DATA PROVIDED =

***

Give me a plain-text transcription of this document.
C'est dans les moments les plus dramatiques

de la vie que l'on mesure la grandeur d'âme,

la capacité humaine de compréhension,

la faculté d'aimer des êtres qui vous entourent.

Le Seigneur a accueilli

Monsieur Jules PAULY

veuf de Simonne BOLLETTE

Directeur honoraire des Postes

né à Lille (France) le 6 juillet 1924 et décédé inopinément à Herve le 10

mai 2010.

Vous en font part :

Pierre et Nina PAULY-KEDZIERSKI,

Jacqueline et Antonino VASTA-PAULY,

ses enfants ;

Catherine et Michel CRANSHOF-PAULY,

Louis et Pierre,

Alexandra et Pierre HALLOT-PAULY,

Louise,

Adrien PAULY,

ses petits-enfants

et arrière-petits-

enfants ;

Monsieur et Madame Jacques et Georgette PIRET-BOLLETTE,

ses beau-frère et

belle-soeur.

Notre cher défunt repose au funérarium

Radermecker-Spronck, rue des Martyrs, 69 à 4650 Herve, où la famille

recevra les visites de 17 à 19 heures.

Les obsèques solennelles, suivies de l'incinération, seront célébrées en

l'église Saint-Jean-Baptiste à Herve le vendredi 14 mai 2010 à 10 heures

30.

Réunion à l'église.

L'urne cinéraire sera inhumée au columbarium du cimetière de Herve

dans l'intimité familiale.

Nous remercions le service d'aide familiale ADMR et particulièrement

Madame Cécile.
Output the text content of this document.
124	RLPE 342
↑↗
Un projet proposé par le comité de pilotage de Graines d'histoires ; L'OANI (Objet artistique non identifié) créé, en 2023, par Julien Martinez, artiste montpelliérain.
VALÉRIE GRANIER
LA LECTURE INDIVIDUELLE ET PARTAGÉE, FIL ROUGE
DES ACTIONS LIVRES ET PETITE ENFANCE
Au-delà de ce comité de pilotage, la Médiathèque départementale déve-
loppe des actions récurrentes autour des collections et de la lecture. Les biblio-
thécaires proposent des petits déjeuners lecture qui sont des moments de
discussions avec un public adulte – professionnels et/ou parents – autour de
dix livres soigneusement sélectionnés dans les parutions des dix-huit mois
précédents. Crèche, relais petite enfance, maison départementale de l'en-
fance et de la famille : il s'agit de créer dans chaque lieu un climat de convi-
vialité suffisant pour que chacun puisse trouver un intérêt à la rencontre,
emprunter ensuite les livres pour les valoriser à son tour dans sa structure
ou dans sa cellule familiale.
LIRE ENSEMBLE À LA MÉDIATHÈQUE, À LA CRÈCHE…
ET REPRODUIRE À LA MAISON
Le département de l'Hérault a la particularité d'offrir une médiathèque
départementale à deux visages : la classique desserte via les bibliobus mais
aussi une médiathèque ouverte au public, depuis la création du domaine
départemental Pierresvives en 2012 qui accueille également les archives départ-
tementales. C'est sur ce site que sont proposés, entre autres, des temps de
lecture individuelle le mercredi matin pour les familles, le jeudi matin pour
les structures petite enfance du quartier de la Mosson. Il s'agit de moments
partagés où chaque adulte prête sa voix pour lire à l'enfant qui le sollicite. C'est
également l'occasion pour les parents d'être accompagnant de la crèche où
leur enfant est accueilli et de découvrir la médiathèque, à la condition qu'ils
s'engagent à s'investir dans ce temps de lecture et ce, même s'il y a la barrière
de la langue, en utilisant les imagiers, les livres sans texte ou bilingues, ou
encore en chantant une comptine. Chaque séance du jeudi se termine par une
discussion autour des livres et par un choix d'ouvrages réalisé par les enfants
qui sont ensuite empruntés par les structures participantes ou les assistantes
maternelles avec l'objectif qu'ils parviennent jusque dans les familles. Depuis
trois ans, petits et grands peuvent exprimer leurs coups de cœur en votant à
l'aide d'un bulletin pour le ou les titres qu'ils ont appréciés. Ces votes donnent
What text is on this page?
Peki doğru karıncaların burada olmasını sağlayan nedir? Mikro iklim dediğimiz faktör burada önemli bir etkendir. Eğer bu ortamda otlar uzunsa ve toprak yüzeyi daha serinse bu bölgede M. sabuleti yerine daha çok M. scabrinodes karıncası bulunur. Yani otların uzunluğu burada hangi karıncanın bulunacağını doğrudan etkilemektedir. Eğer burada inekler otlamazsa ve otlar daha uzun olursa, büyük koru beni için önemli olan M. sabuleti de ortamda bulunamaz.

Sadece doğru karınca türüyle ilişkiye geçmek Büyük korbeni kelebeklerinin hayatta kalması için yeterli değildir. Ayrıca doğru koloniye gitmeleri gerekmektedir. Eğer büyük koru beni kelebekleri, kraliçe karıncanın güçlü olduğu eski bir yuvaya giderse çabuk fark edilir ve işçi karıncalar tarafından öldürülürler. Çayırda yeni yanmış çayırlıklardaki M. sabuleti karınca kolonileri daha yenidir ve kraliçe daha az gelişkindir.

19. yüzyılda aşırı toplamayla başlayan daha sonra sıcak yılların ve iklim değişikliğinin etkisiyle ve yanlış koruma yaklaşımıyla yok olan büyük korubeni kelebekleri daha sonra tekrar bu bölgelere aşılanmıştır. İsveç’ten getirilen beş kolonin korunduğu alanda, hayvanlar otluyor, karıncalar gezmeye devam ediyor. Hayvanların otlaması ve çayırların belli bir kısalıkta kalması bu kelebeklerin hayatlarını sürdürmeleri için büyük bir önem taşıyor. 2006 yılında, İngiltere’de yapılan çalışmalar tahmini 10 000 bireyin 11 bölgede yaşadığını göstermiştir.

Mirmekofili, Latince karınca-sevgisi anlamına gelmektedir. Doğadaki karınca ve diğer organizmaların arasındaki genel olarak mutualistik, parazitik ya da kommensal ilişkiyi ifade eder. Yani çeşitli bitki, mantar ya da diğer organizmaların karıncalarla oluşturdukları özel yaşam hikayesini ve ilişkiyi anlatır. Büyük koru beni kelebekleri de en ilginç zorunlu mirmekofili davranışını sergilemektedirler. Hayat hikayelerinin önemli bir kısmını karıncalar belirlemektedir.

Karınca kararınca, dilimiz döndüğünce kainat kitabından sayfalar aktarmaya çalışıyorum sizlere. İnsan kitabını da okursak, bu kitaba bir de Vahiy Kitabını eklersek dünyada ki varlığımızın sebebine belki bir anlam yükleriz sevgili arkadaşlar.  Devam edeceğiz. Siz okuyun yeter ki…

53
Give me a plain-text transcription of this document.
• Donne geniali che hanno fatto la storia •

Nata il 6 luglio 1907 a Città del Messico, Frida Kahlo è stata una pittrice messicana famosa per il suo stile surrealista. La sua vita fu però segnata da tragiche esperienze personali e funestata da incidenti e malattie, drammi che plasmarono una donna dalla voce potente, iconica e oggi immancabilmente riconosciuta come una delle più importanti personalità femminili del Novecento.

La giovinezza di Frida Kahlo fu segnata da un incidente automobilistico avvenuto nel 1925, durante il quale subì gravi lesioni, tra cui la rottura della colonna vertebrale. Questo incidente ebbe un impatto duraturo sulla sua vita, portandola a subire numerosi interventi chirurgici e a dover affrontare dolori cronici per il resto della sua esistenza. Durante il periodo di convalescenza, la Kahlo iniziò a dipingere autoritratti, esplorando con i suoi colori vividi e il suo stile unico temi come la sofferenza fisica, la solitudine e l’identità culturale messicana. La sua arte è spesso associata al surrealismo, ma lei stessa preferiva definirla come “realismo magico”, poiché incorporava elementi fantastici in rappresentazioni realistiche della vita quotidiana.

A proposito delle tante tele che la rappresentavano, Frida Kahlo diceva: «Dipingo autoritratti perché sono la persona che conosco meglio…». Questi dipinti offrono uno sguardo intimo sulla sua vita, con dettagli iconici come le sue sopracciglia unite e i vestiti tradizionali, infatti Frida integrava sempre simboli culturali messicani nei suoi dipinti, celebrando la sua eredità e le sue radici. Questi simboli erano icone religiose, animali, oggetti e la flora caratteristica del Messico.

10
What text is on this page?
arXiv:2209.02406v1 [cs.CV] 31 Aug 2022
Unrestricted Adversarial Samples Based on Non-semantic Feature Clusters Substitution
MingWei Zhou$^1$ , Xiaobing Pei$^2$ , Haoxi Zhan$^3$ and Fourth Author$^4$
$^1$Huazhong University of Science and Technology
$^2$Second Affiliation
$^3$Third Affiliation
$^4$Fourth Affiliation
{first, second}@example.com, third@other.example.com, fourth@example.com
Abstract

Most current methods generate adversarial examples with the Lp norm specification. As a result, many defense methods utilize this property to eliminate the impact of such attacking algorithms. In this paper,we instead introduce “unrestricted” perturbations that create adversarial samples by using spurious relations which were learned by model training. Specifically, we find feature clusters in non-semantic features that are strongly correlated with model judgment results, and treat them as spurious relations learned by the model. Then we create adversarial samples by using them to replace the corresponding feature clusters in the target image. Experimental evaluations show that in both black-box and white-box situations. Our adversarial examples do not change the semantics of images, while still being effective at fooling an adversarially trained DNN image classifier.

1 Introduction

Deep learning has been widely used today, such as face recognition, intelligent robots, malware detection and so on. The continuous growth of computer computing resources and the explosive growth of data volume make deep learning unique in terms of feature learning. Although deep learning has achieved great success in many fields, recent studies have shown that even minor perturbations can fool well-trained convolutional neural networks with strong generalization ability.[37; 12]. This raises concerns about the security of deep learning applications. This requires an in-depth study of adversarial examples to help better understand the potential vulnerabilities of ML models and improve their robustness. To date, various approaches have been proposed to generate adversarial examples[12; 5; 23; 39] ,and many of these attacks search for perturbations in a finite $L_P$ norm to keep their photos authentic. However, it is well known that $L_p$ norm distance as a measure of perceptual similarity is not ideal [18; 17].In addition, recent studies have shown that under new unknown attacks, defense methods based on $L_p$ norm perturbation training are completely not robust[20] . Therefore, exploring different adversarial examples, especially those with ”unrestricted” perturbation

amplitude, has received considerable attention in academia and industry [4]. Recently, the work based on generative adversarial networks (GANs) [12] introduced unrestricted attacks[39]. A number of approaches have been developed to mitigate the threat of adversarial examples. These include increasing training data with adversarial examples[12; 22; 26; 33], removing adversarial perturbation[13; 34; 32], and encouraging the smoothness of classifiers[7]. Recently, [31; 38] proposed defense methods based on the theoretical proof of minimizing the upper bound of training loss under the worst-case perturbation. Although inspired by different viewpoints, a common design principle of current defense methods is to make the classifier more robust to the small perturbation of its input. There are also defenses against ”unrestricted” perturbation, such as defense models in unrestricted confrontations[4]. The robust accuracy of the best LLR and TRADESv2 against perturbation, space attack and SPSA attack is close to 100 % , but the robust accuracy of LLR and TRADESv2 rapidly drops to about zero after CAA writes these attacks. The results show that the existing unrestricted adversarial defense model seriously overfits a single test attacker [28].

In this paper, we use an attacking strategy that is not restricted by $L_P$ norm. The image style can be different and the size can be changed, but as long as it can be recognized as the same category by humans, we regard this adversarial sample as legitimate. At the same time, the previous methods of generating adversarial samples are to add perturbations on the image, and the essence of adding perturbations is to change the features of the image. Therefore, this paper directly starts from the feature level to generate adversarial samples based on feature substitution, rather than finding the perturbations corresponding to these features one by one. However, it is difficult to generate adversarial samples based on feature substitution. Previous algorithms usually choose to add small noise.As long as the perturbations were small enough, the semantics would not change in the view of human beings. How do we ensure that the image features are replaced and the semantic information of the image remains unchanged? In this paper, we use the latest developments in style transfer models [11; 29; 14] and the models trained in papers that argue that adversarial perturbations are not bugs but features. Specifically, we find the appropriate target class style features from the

***

List all lines in the material containing the string "également".

départemental Pierresvives en 2012 qui accueille également les archives départ-
également l'occasion pour les parents d'être accompagnant de la crèche où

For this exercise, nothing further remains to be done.